======== Data
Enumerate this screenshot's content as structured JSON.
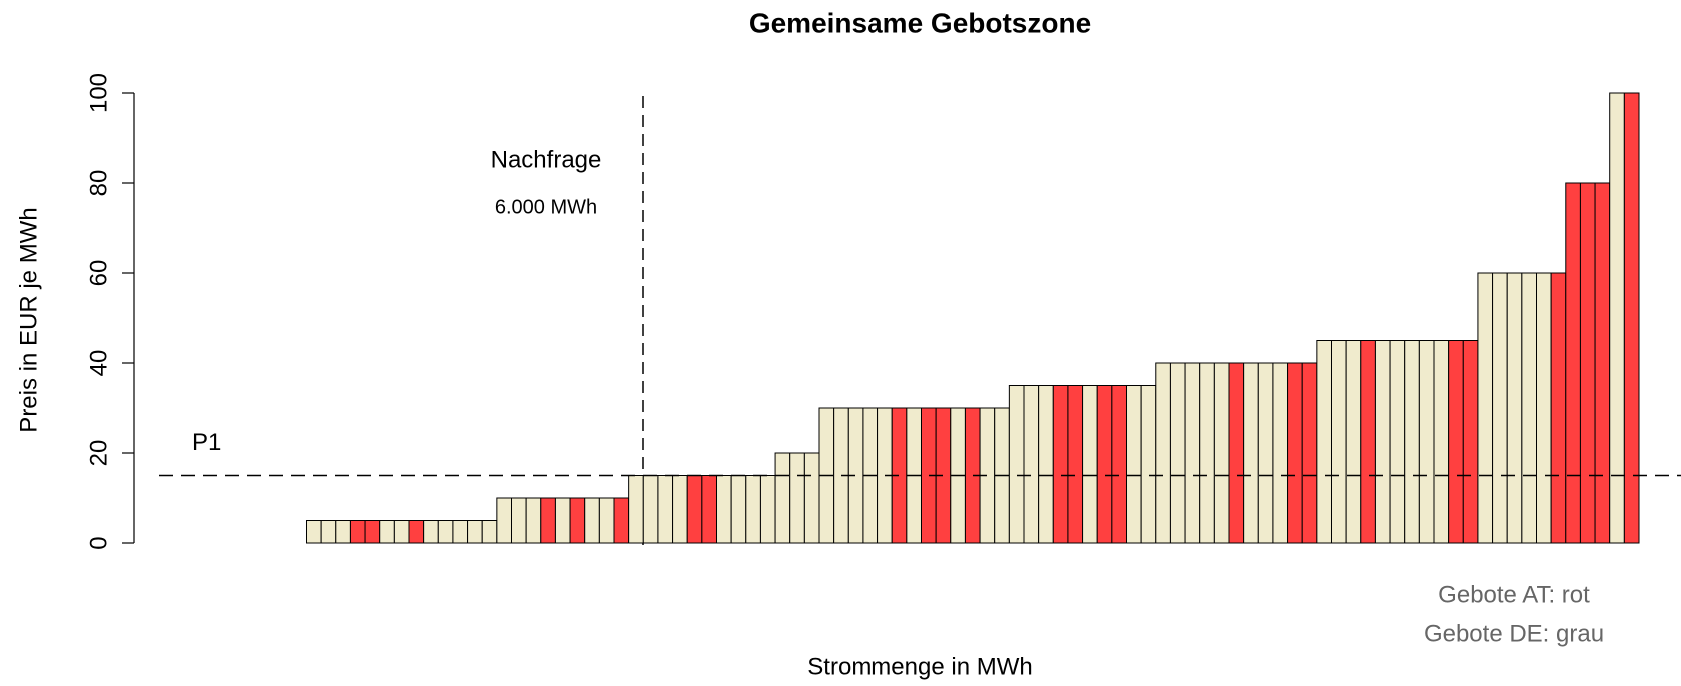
{
  "chart_data": {
    "type": "bar",
    "title": "Gemeinsame Gebotszone",
    "xlabel": "Strommenge in MWh",
    "ylabel": "Preis in EUR je MWh",
    "values": [
      0,
      0,
      0,
      0,
      0,
      0,
      0,
      5,
      5,
      5,
      5,
      5,
      5,
      5,
      5,
      5,
      5,
      5,
      5,
      5,
      10,
      10,
      10,
      10,
      10,
      10,
      10,
      10,
      10,
      15,
      15,
      15,
      15,
      15,
      15,
      15,
      15,
      15,
      15,
      20,
      20,
      20,
      30,
      30,
      30,
      30,
      30,
      30,
      30,
      30,
      30,
      30,
      30,
      30,
      30,
      35,
      35,
      35,
      35,
      35,
      35,
      35,
      35,
      35,
      35,
      40,
      40,
      40,
      40,
      40,
      40,
      40,
      40,
      40,
      40,
      40,
      45,
      45,
      45,
      45,
      45,
      45,
      45,
      45,
      45,
      45,
      45,
      60,
      60,
      60,
      60,
      60,
      60,
      80,
      80,
      80,
      100,
      100
    ],
    "colors": [
      "#f0ebcd",
      "#f0ebcd",
      "#f0ebcd",
      "#f0ebcd",
      "#f0ebcd",
      "#f0ebcd",
      "#f0ebcd",
      "#f0ebcd",
      "#f0ebcd",
      "#f0ebcd",
      "#ff4040",
      "#ff4040",
      "#f0ebcd",
      "#f0ebcd",
      "#ff4040",
      "#f0ebcd",
      "#f0ebcd",
      "#f0ebcd",
      "#f0ebcd",
      "#f0ebcd",
      "#f0ebcd",
      "#f0ebcd",
      "#f0ebcd",
      "#ff4040",
      "#f0ebcd",
      "#ff4040",
      "#f0ebcd",
      "#f0ebcd",
      "#ff4040",
      "#f0ebcd",
      "#f0ebcd",
      "#f0ebcd",
      "#f0ebcd",
      "#ff4040",
      "#ff4040",
      "#f0ebcd",
      "#f0ebcd",
      "#f0ebcd",
      "#f0ebcd",
      "#f0ebcd",
      "#f0ebcd",
      "#f0ebcd",
      "#f0ebcd",
      "#f0ebcd",
      "#f0ebcd",
      "#f0ebcd",
      "#f0ebcd",
      "#ff4040",
      "#f0ebcd",
      "#ff4040",
      "#ff4040",
      "#f0ebcd",
      "#ff4040",
      "#f0ebcd",
      "#f0ebcd",
      "#f0ebcd",
      "#f0ebcd",
      "#f0ebcd",
      "#ff4040",
      "#ff4040",
      "#f0ebcd",
      "#ff4040",
      "#ff4040",
      "#f0ebcd",
      "#f0ebcd",
      "#f0ebcd",
      "#f0ebcd",
      "#f0ebcd",
      "#f0ebcd",
      "#f0ebcd",
      "#ff4040",
      "#f0ebcd",
      "#f0ebcd",
      "#f0ebcd",
      "#ff4040",
      "#ff4040",
      "#f0ebcd",
      "#f0ebcd",
      "#f0ebcd",
      "#ff4040",
      "#f0ebcd",
      "#f0ebcd",
      "#f0ebcd",
      "#f0ebcd",
      "#f0ebcd",
      "#ff4040",
      "#ff4040",
      "#f0ebcd",
      "#f0ebcd",
      "#f0ebcd",
      "#f0ebcd",
      "#f0ebcd",
      "#ff4040",
      "#ff4040",
      "#ff4040",
      "#ff4040",
      "#f0ebcd",
      "#ff4040"
    ],
    "ylim": [
      0,
      100
    ],
    "yticks": [
      0,
      20,
      40,
      60,
      80,
      100
    ],
    "price_line": {
      "label": "P1",
      "value": 15
    },
    "demand": {
      "label": "Nachfrage",
      "amount": "6.000 MWh"
    },
    "notes": [
      "Gebote AT: rot",
      "Gebote DE: grau"
    ]
  }
}
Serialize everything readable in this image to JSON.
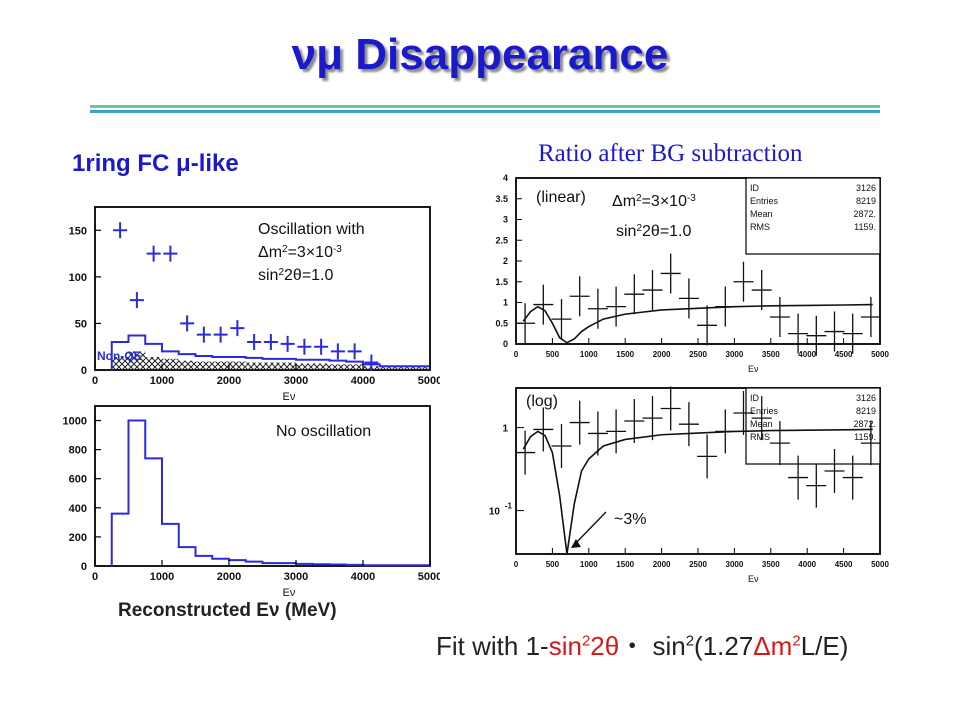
{
  "title": {
    "nu_mu": "νμ",
    "text": "Disappearance"
  },
  "left_heading": {
    "prefix": "1ring FC ",
    "mu": "μ",
    "suffix": "-like"
  },
  "right_heading": "Ratio after BG subtraction",
  "x_axis_title": "Reconstructed Eν (MeV)",
  "formula": {
    "pre": "Fit with 1-",
    "sin_red": "sin",
    "sup_red": "2",
    "theta_part": "2θ",
    "dot": "・ ",
    "rest_1": "sin",
    "sup_1": "2",
    "rest_2": "(1.27",
    "delta": "Δ",
    "rest_3": "m",
    "sup_2": "2",
    "rest_4": "L/E)"
  },
  "colors": {
    "title_blue": "#1a1acc",
    "data_blue": "#2a2ae0",
    "red": "#d41a1a"
  },
  "chart_data": [
    {
      "type": "bar",
      "panel": "top-left",
      "xlim": [
        0,
        5000
      ],
      "ylim": [
        0,
        175
      ],
      "x_ticks": [
        "0",
        "1000",
        "2000",
        "3000",
        "4000",
        "5000"
      ],
      "y_ticks": [
        "0",
        "50",
        "100",
        "150"
      ],
      "x_label": "Eν",
      "annotation_lines": [
        "Oscillation with",
        "Δm2=3×10-3",
        "sin22θ=1.0"
      ],
      "bg_label": "Non-QE",
      "bin_edges": [
        250,
        500,
        750,
        1000,
        1250,
        1500,
        1750,
        2000,
        2250,
        2500,
        2750,
        3000,
        3250,
        3500,
        3750,
        4000,
        4250,
        5000
      ],
      "mc_oscillated": [
        30,
        37,
        28,
        20,
        17,
        15,
        14,
        14,
        13,
        12,
        12,
        11,
        11,
        10,
        9,
        6,
        4
      ],
      "non_qe_background": [
        14,
        20,
        14,
        12,
        10,
        9,
        9,
        9,
        8,
        8,
        8,
        7,
        7,
        6,
        6,
        4,
        3
      ],
      "data_points": {
        "x": [
          375,
          625,
          875,
          1125,
          1375,
          1625,
          1875,
          2125,
          2375,
          2625,
          2875,
          3125,
          3375,
          3625,
          3875,
          4125
        ],
        "y": [
          150,
          75,
          125,
          125,
          50,
          38,
          38,
          45,
          30,
          30,
          28,
          25,
          25,
          20,
          20,
          8
        ]
      }
    },
    {
      "type": "bar",
      "panel": "bottom-left",
      "xlim": [
        0,
        5000
      ],
      "ylim": [
        0,
        1100
      ],
      "x_ticks": [
        "0",
        "1000",
        "2000",
        "3000",
        "4000",
        "5000"
      ],
      "y_ticks": [
        "0",
        "200",
        "400",
        "600",
        "800",
        "1000"
      ],
      "x_label": "Eν",
      "annotation_lines": [
        "No oscillation"
      ],
      "bin_edges": [
        250,
        500,
        750,
        1000,
        1250,
        1500,
        1750,
        2000,
        2250,
        2500,
        2750,
        3000,
        3250,
        3500,
        3750,
        4000,
        5000
      ],
      "values": [
        360,
        1000,
        740,
        290,
        130,
        70,
        50,
        40,
        30,
        20,
        20,
        15,
        12,
        10,
        8,
        5
      ]
    },
    {
      "type": "line",
      "panel": "top-right",
      "scale": "linear",
      "annotation": "(linear)",
      "param_lines": [
        "Δm2=3×10-3",
        "sin22θ=1.0"
      ],
      "xlim": [
        0,
        5000
      ],
      "ylim": [
        0,
        4
      ],
      "x_ticks": [
        "0",
        "500",
        "1000",
        "1500",
        "2000",
        "2500",
        "3000",
        "3500",
        "4000",
        "4500",
        "5000"
      ],
      "y_ticks": [
        "0",
        "0.5",
        "1",
        "1.5",
        "2",
        "2.5",
        "3",
        "3.5",
        "4"
      ],
      "x_label": "Eν",
      "stats_box": [
        [
          "ID",
          "3126"
        ],
        [
          "Entries",
          "8219"
        ],
        [
          "Mean",
          "2872."
        ],
        [
          "RMS",
          "1159."
        ]
      ],
      "fit_curve": {
        "x": [
          100,
          200,
          300,
          400,
          500,
          600,
          700,
          800,
          900,
          1000,
          1200,
          1500,
          2000,
          2500,
          3000,
          3500,
          4000,
          4500,
          4900
        ],
        "y": [
          0.55,
          0.78,
          0.9,
          0.8,
          0.5,
          0.15,
          0.03,
          0.12,
          0.3,
          0.42,
          0.6,
          0.72,
          0.82,
          0.86,
          0.9,
          0.92,
          0.93,
          0.94,
          0.95
        ]
      },
      "data_points": {
        "x": [
          125,
          375,
          625,
          875,
          1125,
          1375,
          1625,
          1875,
          2125,
          2375,
          2625,
          2875,
          3125,
          3375,
          3625,
          3875,
          4125,
          4375,
          4625,
          4875
        ],
        "y": [
          0.5,
          0.95,
          0.6,
          1.15,
          0.85,
          0.9,
          1.2,
          1.3,
          1.7,
          1.1,
          0.45,
          0.9,
          1.5,
          1.3,
          0.65,
          0.25,
          0.2,
          0.3,
          0.25,
          0.65
        ]
      }
    },
    {
      "type": "line",
      "panel": "bottom-right",
      "scale": "log",
      "annotation": "(log)",
      "callout": "~3%",
      "xlim": [
        0,
        5000
      ],
      "ylim": [
        0.03,
        3
      ],
      "x_ticks": [
        "0",
        "500",
        "1000",
        "1500",
        "2000",
        "2500",
        "3000",
        "3500",
        "4000",
        "4500",
        "5000"
      ],
      "y_ticks": [
        "1",
        "10-1"
      ],
      "x_label": "Eν",
      "stats_box": [
        [
          "ID",
          "3126"
        ],
        [
          "Entries",
          "8219"
        ],
        [
          "Mean",
          "2872."
        ],
        [
          "RMS",
          "1159."
        ]
      ],
      "fit_curve": {
        "x": [
          100,
          200,
          300,
          400,
          500,
          600,
          700,
          800,
          900,
          1000,
          1200,
          1500,
          2000,
          2500,
          3000,
          3500,
          4000,
          4500,
          4900
        ],
        "y": [
          0.55,
          0.78,
          0.9,
          0.8,
          0.5,
          0.15,
          0.03,
          0.12,
          0.3,
          0.42,
          0.6,
          0.72,
          0.82,
          0.86,
          0.9,
          0.92,
          0.93,
          0.94,
          0.95
        ]
      },
      "data_points": {
        "x": [
          125,
          375,
          625,
          875,
          1125,
          1375,
          1625,
          1875,
          2125,
          2375,
          2625,
          2875,
          3125,
          3375,
          3625,
          3875,
          4125,
          4375,
          4625,
          4875
        ],
        "y": [
          0.5,
          0.95,
          0.6,
          1.15,
          0.85,
          0.9,
          1.2,
          1.3,
          1.7,
          1.1,
          0.45,
          0.9,
          1.5,
          1.3,
          0.65,
          0.25,
          0.2,
          0.3,
          0.25,
          0.65
        ]
      }
    }
  ]
}
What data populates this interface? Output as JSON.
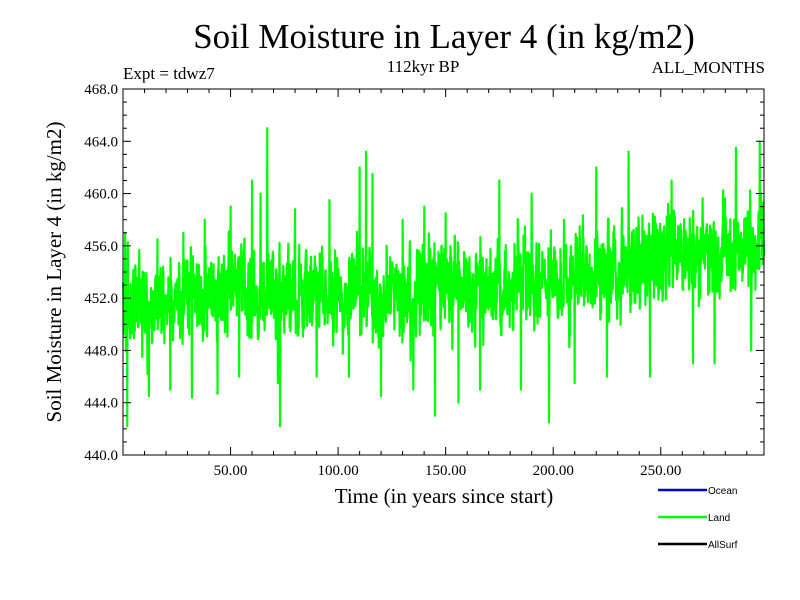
{
  "chart_data": {
    "type": "line",
    "title": "Soil Moisture in Layer 4 (in kg/m2)",
    "subtitle_left": "Expt = tdwz7",
    "subtitle_center": "112kyr BP",
    "subtitle_right": "ALL_MONTHS",
    "xlabel": "Time (in years since start)",
    "ylabel": "Soil Moisture in Layer 4 (in kg/m2)",
    "xlim": [
      0,
      298
    ],
    "ylim": [
      440,
      468
    ],
    "x_ticks": [
      50,
      100,
      150,
      200,
      250
    ],
    "x_tick_labels": [
      "50.00",
      "100.00",
      "150.00",
      "200.00",
      "250.00"
    ],
    "y_ticks": [
      440,
      444,
      448,
      452,
      456,
      460,
      464,
      468
    ],
    "y_tick_labels": [
      "440.0",
      "444.0",
      "448.0",
      "452.0",
      "456.0",
      "460.0",
      "464.0",
      "468.0"
    ],
    "grid": false,
    "legend_position": "bottom-right",
    "series": [
      {
        "name": "Ocean",
        "color": "#0000cc",
        "values": []
      },
      {
        "name": "Land",
        "color": "#00ff00",
        "x_start": 0,
        "x_step": 1,
        "trend": {
          "x": [
            0,
            50,
            100,
            150,
            200,
            250,
            298
          ],
          "y": [
            451.5,
            452.5,
            452.5,
            452.8,
            453.0,
            455.0,
            455.8
          ]
        },
        "noise_amplitude": 3.5,
        "samples": [
          {
            "x": 1,
            "y": 457
          },
          {
            "x": 2,
            "y": 442.2
          },
          {
            "x": 9,
            "y": 447.5
          },
          {
            "x": 12,
            "y": 444.5
          },
          {
            "x": 16,
            "y": 456.5
          },
          {
            "x": 22,
            "y": 445
          },
          {
            "x": 28,
            "y": 457
          },
          {
            "x": 32,
            "y": 444.4
          },
          {
            "x": 38,
            "y": 458
          },
          {
            "x": 44,
            "y": 444.7
          },
          {
            "x": 50,
            "y": 459
          },
          {
            "x": 54,
            "y": 446
          },
          {
            "x": 60,
            "y": 461
          },
          {
            "x": 64,
            "y": 460
          },
          {
            "x": 67,
            "y": 465
          },
          {
            "x": 72,
            "y": 445.5
          },
          {
            "x": 73,
            "y": 442.2
          },
          {
            "x": 80,
            "y": 458.8
          },
          {
            "x": 90,
            "y": 446
          },
          {
            "x": 96,
            "y": 459.5
          },
          {
            "x": 105,
            "y": 446
          },
          {
            "x": 110,
            "y": 462
          },
          {
            "x": 113,
            "y": 463.2
          },
          {
            "x": 116,
            "y": 461.5
          },
          {
            "x": 120,
            "y": 444.5
          },
          {
            "x": 130,
            "y": 458
          },
          {
            "x": 135,
            "y": 445
          },
          {
            "x": 140,
            "y": 459
          },
          {
            "x": 145,
            "y": 443
          },
          {
            "x": 150,
            "y": 458.5
          },
          {
            "x": 156,
            "y": 444
          },
          {
            "x": 166,
            "y": 445
          },
          {
            "x": 175,
            "y": 461
          },
          {
            "x": 185,
            "y": 445
          },
          {
            "x": 190,
            "y": 460
          },
          {
            "x": 198,
            "y": 442.5
          },
          {
            "x": 205,
            "y": 458
          },
          {
            "x": 210,
            "y": 445.5
          },
          {
            "x": 220,
            "y": 462
          },
          {
            "x": 225,
            "y": 446
          },
          {
            "x": 235,
            "y": 463.2
          },
          {
            "x": 245,
            "y": 446
          },
          {
            "x": 255,
            "y": 461
          },
          {
            "x": 265,
            "y": 447
          },
          {
            "x": 275,
            "y": 447
          },
          {
            "x": 285,
            "y": 463.5
          },
          {
            "x": 292,
            "y": 448
          },
          {
            "x": 296,
            "y": 464
          }
        ]
      },
      {
        "name": "AllSurf",
        "color": "#000000",
        "values": []
      }
    ]
  }
}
================
Copy all lines of the material above where the string "Moisture" occurs.

Result for this task
    "title": "Soil Moisture in Layer 4 (in kg/m2)",
    "ylabel": "Soil Moisture in Layer 4 (in kg/m2)",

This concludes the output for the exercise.